Collection entries >>

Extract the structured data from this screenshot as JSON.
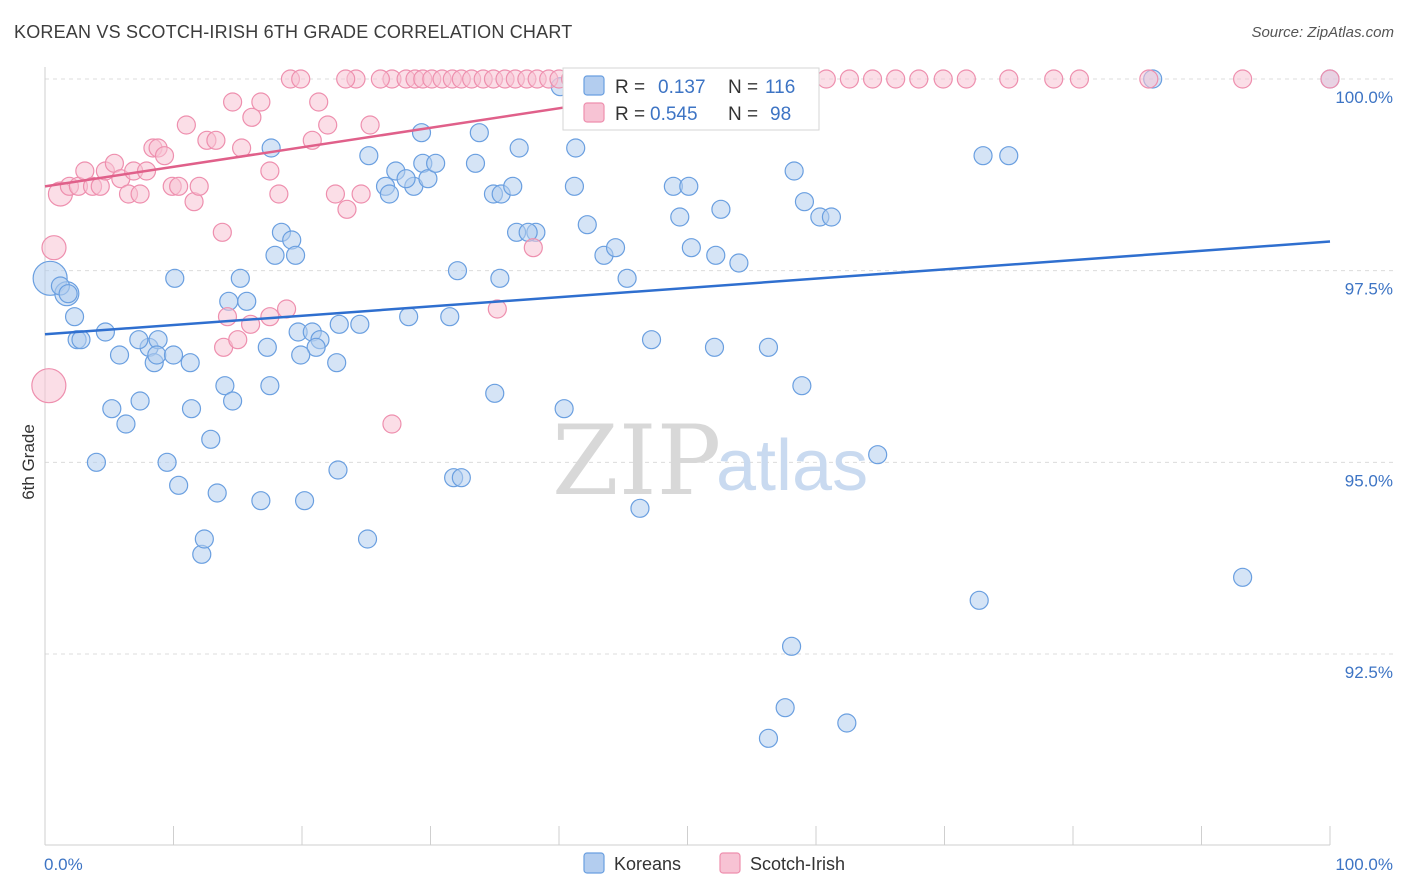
{
  "header": {
    "title": "KOREAN VS SCOTCH-IRISH 6TH GRADE CORRELATION CHART",
    "source": "Source: ZipAtlas.com"
  },
  "watermark": {
    "zip": "ZIP",
    "atlas": "atlas"
  },
  "colors": {
    "koreans": "#6a9fe0",
    "koreans_fill": "#b3cdef",
    "koreans_line": "#2f6fcf",
    "scotch_irish": "#ee8fae",
    "scotch_irish_fill": "#f7c3d4",
    "scotch_irish_line": "#e0608a",
    "tick_text": "#3d74c4",
    "grid": "#dcdcdc"
  },
  "stats_box": {
    "rows": [
      {
        "r_label": "R =",
        "r_value": "0.137",
        "n_label": "N =",
        "n_value": "116"
      },
      {
        "r_label": "R =",
        "r_value": "0.545",
        "n_label": "N =",
        "n_value": "98"
      }
    ]
  },
  "legend": {
    "items": [
      "Koreans",
      "Scotch-Irish"
    ]
  },
  "chart_data": {
    "type": "scatter",
    "title": "KOREAN VS SCOTCH-IRISH 6TH GRADE CORRELATION CHART",
    "xlabel": "",
    "ylabel": "6th Grade",
    "xlim": [
      0,
      100
    ],
    "ylim": [
      90.2,
      100.3
    ],
    "x_tick_labels": [
      "0.0%",
      "100.0%"
    ],
    "y_ticks": [
      {
        "value": 100.0,
        "label": "100.0%"
      },
      {
        "value": 97.5,
        "label": "97.5%"
      },
      {
        "value": 95.0,
        "label": "95.0%"
      },
      {
        "value": 92.5,
        "label": "92.5%"
      }
    ],
    "grid": "horizontal dashed",
    "legend_position": "bottom-center",
    "series": [
      {
        "name": "Koreans",
        "r": 0.137,
        "n": 116,
        "trend": {
          "x": [
            0,
            100
          ],
          "y": [
            96.67,
            97.88
          ]
        },
        "points": [
          [
            0.4,
            97.4,
            3
          ],
          [
            1.7,
            97.2,
            2
          ],
          [
            1.2,
            97.3,
            1
          ],
          [
            2.3,
            96.9,
            1
          ],
          [
            2.5,
            96.6,
            1
          ],
          [
            2.8,
            96.6,
            1
          ],
          [
            4.7,
            96.7,
            1
          ],
          [
            5.8,
            96.4,
            1
          ],
          [
            8.1,
            96.5,
            1
          ],
          [
            8.8,
            96.6,
            1
          ],
          [
            8.5,
            96.3,
            1
          ],
          [
            8.7,
            96.4,
            1
          ],
          [
            7.3,
            96.6,
            1
          ],
          [
            10.1,
            97.4,
            1
          ],
          [
            11.3,
            96.3,
            1
          ],
          [
            14.3,
            97.1,
            1
          ],
          [
            15.7,
            97.1,
            1
          ],
          [
            15.2,
            97.4,
            1
          ],
          [
            17.3,
            96.5,
            1
          ],
          [
            17.9,
            97.7,
            1
          ],
          [
            18.4,
            98.0,
            1
          ],
          [
            19.2,
            97.9,
            1
          ],
          [
            19.5,
            97.7,
            1
          ],
          [
            19.7,
            96.7,
            1
          ],
          [
            20.8,
            96.7,
            1
          ],
          [
            21.4,
            96.6,
            1
          ],
          [
            21.1,
            96.5,
            1
          ],
          [
            22.7,
            96.3,
            1
          ],
          [
            22.9,
            96.8,
            1
          ],
          [
            24.5,
            96.8,
            1
          ],
          [
            28.3,
            96.9,
            1
          ],
          [
            20.2,
            94.5,
            1
          ],
          [
            22.8,
            94.9,
            1
          ],
          [
            25.1,
            94.0,
            1
          ],
          [
            26.5,
            98.6,
            1
          ],
          [
            27.3,
            98.8,
            1
          ],
          [
            29.4,
            98.9,
            1
          ],
          [
            28.7,
            98.6,
            1
          ],
          [
            29.8,
            98.7,
            1
          ],
          [
            28.1,
            98.7,
            1
          ],
          [
            26.8,
            98.5,
            1
          ],
          [
            29.3,
            99.3,
            1
          ],
          [
            31.5,
            96.9,
            1
          ],
          [
            32.1,
            97.5,
            1
          ],
          [
            33.5,
            98.9,
            1
          ],
          [
            33.8,
            99.3,
            1
          ],
          [
            34.9,
            98.5,
            1
          ],
          [
            35.5,
            98.5,
            1
          ],
          [
            36.4,
            98.6,
            1
          ],
          [
            36.7,
            98.0,
            1
          ],
          [
            38.2,
            98.0,
            1
          ],
          [
            37.6,
            98.0,
            1
          ],
          [
            35.4,
            97.4,
            1
          ],
          [
            31.8,
            94.8,
            1
          ],
          [
            32.4,
            94.8,
            1
          ],
          [
            35.0,
            95.9,
            1
          ],
          [
            40.4,
            95.7,
            1
          ],
          [
            41.3,
            99.1,
            1
          ],
          [
            41.2,
            98.6,
            1
          ],
          [
            43.5,
            97.7,
            1
          ],
          [
            44.4,
            97.8,
            1
          ],
          [
            45.3,
            97.4,
            1
          ],
          [
            47.2,
            96.6,
            1
          ],
          [
            46.3,
            94.4,
            1
          ],
          [
            47.8,
            99.9,
            1
          ],
          [
            48.9,
            98.6,
            1
          ],
          [
            50.1,
            98.6,
            1
          ],
          [
            49.4,
            98.2,
            1
          ],
          [
            50.3,
            97.8,
            1
          ],
          [
            52.2,
            97.7,
            1
          ],
          [
            52.6,
            98.3,
            1
          ],
          [
            54.0,
            97.6,
            1
          ],
          [
            52.1,
            96.5,
            1
          ],
          [
            56.3,
            96.5,
            1
          ],
          [
            58.3,
            98.8,
            1
          ],
          [
            59.1,
            98.4,
            1
          ],
          [
            60.3,
            98.2,
            1
          ],
          [
            61.2,
            98.2,
            1
          ],
          [
            58.1,
            92.6,
            1
          ],
          [
            58.9,
            96.0,
            1
          ],
          [
            64.8,
            95.1,
            1
          ],
          [
            57.6,
            91.8,
            1
          ],
          [
            56.3,
            91.4,
            1
          ],
          [
            62.4,
            91.6,
            1
          ],
          [
            73.0,
            99.0,
            1
          ],
          [
            75.0,
            99.0,
            1
          ],
          [
            72.7,
            93.2,
            1
          ],
          [
            93.2,
            93.5,
            1
          ],
          [
            17.6,
            99.1,
            1
          ],
          [
            52.9,
            100.0,
            1
          ],
          [
            86.2,
            100.0,
            1
          ],
          [
            100.0,
            100.0,
            1
          ],
          [
            5.2,
            95.7,
            1
          ],
          [
            6.3,
            95.5,
            1
          ],
          [
            7.4,
            95.8,
            1
          ],
          [
            9.5,
            95.0,
            1
          ],
          [
            10.4,
            94.7,
            1
          ],
          [
            11.4,
            95.7,
            1
          ],
          [
            12.9,
            95.3,
            1
          ],
          [
            13.4,
            94.6,
            1
          ],
          [
            14.0,
            96.0,
            1
          ],
          [
            14.6,
            95.8,
            1
          ],
          [
            16.8,
            94.5,
            1
          ],
          [
            12.2,
            93.8,
            1
          ],
          [
            12.4,
            94.0,
            1
          ],
          [
            17.5,
            96.0,
            1
          ],
          [
            25.2,
            99.0,
            1
          ],
          [
            36.9,
            99.1,
            1
          ],
          [
            40.1,
            99.9,
            1
          ],
          [
            44.2,
            99.8,
            1
          ],
          [
            42.2,
            98.1,
            1
          ],
          [
            30.4,
            98.9,
            1
          ],
          [
            1.8,
            97.2,
            1
          ],
          [
            4.0,
            95.0,
            1
          ],
          [
            10.0,
            96.4,
            1
          ],
          [
            19.9,
            96.4,
            1
          ]
        ]
      },
      {
        "name": "Scotch-Irish",
        "r": 0.545,
        "n": 98,
        "trend": {
          "x": [
            0,
            55
          ],
          "y": [
            98.6,
            100.0
          ]
        },
        "points": [
          [
            0.3,
            96.0,
            3
          ],
          [
            0.7,
            97.8,
            2
          ],
          [
            1.2,
            98.5,
            2
          ],
          [
            1.9,
            98.6,
            1
          ],
          [
            2.6,
            98.6,
            1
          ],
          [
            3.1,
            98.8,
            1
          ],
          [
            3.7,
            98.6,
            1
          ],
          [
            4.3,
            98.6,
            1
          ],
          [
            4.7,
            98.8,
            1
          ],
          [
            5.4,
            98.9,
            1
          ],
          [
            5.9,
            98.7,
            1
          ],
          [
            6.5,
            98.5,
            1
          ],
          [
            6.9,
            98.8,
            1
          ],
          [
            7.4,
            98.5,
            1
          ],
          [
            7.9,
            98.8,
            1
          ],
          [
            8.4,
            99.1,
            1
          ],
          [
            8.8,
            99.1,
            1
          ],
          [
            9.3,
            99.0,
            1
          ],
          [
            9.9,
            98.6,
            1
          ],
          [
            10.4,
            98.6,
            1
          ],
          [
            11.0,
            99.4,
            1
          ],
          [
            11.6,
            98.4,
            1
          ],
          [
            12.0,
            98.6,
            1
          ],
          [
            12.6,
            99.2,
            1
          ],
          [
            13.3,
            99.2,
            1
          ],
          [
            13.8,
            98.0,
            1
          ],
          [
            14.6,
            99.7,
            1
          ],
          [
            15.3,
            99.1,
            1
          ],
          [
            16.1,
            99.5,
            1
          ],
          [
            16.8,
            99.7,
            1
          ],
          [
            17.5,
            98.8,
            1
          ],
          [
            18.2,
            98.5,
            1
          ],
          [
            19.1,
            100.0,
            1
          ],
          [
            19.9,
            100.0,
            1
          ],
          [
            20.8,
            99.2,
            1
          ],
          [
            21.3,
            99.7,
            1
          ],
          [
            22.0,
            99.4,
            1
          ],
          [
            22.6,
            98.5,
            1
          ],
          [
            23.5,
            98.3,
            1
          ],
          [
            24.6,
            98.5,
            1
          ],
          [
            25.3,
            99.4,
            1
          ],
          [
            24.2,
            100.0,
            1
          ],
          [
            23.4,
            100.0,
            1
          ],
          [
            27.0,
            100.0,
            1
          ],
          [
            26.1,
            100.0,
            1
          ],
          [
            28.1,
            100.0,
            1
          ],
          [
            28.8,
            100.0,
            1
          ],
          [
            29.4,
            100.0,
            1
          ],
          [
            30.1,
            100.0,
            1
          ],
          [
            30.9,
            100.0,
            1
          ],
          [
            31.7,
            100.0,
            1
          ],
          [
            32.4,
            100.0,
            1
          ],
          [
            33.2,
            100.0,
            1
          ],
          [
            34.1,
            100.0,
            1
          ],
          [
            34.9,
            100.0,
            1
          ],
          [
            35.8,
            100.0,
            1
          ],
          [
            36.6,
            100.0,
            1
          ],
          [
            37.5,
            100.0,
            1
          ],
          [
            38.3,
            100.0,
            1
          ],
          [
            39.2,
            100.0,
            1
          ],
          [
            40.0,
            100.0,
            1
          ],
          [
            40.9,
            100.0,
            1
          ],
          [
            41.7,
            100.0,
            1
          ],
          [
            42.6,
            100.0,
            1
          ],
          [
            43.4,
            100.0,
            1
          ],
          [
            44.3,
            100.0,
            1
          ],
          [
            45.1,
            100.0,
            1
          ],
          [
            46.3,
            100.0,
            1
          ],
          [
            47.5,
            100.0,
            1
          ],
          [
            48.9,
            100.0,
            1
          ],
          [
            50.4,
            100.0,
            1
          ],
          [
            52.0,
            100.0,
            1
          ],
          [
            53.7,
            100.0,
            1
          ],
          [
            55.4,
            100.0,
            1
          ],
          [
            57.2,
            100.0,
            1
          ],
          [
            59.0,
            100.0,
            1
          ],
          [
            60.8,
            100.0,
            1
          ],
          [
            62.6,
            100.0,
            1
          ],
          [
            64.4,
            100.0,
            1
          ],
          [
            66.2,
            100.0,
            1
          ],
          [
            68.0,
            100.0,
            1
          ],
          [
            69.9,
            100.0,
            1
          ],
          [
            71.7,
            100.0,
            1
          ],
          [
            75.0,
            100.0,
            1
          ],
          [
            78.5,
            100.0,
            1
          ],
          [
            80.5,
            100.0,
            1
          ],
          [
            85.9,
            100.0,
            1
          ],
          [
            93.2,
            100.0,
            1
          ],
          [
            100.0,
            100.0,
            1
          ],
          [
            13.9,
            96.5,
            1
          ],
          [
            15.0,
            96.6,
            1
          ],
          [
            16.0,
            96.8,
            1
          ],
          [
            17.5,
            96.9,
            1
          ],
          [
            18.8,
            97.0,
            1
          ],
          [
            14.2,
            96.9,
            1
          ],
          [
            27.0,
            95.5,
            1
          ],
          [
            35.2,
            97.0,
            1
          ],
          [
            38.0,
            97.8,
            1
          ]
        ]
      }
    ]
  }
}
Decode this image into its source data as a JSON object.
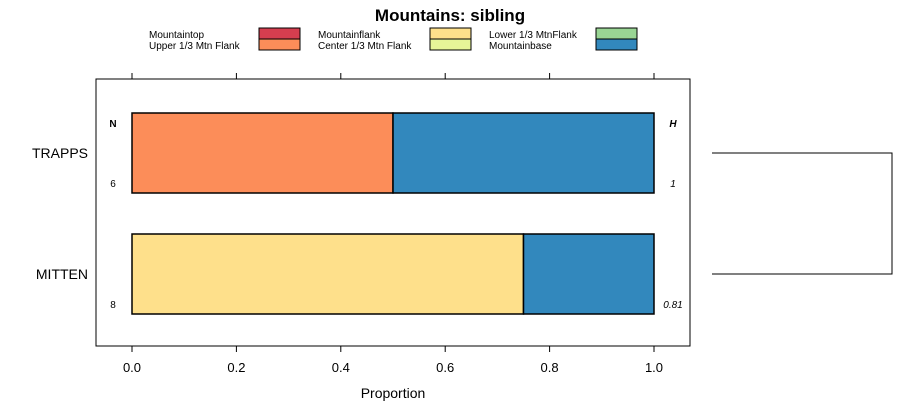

Set task >>
Give the count of lines holding the word "grid" and nothing more.

Task solution >>
2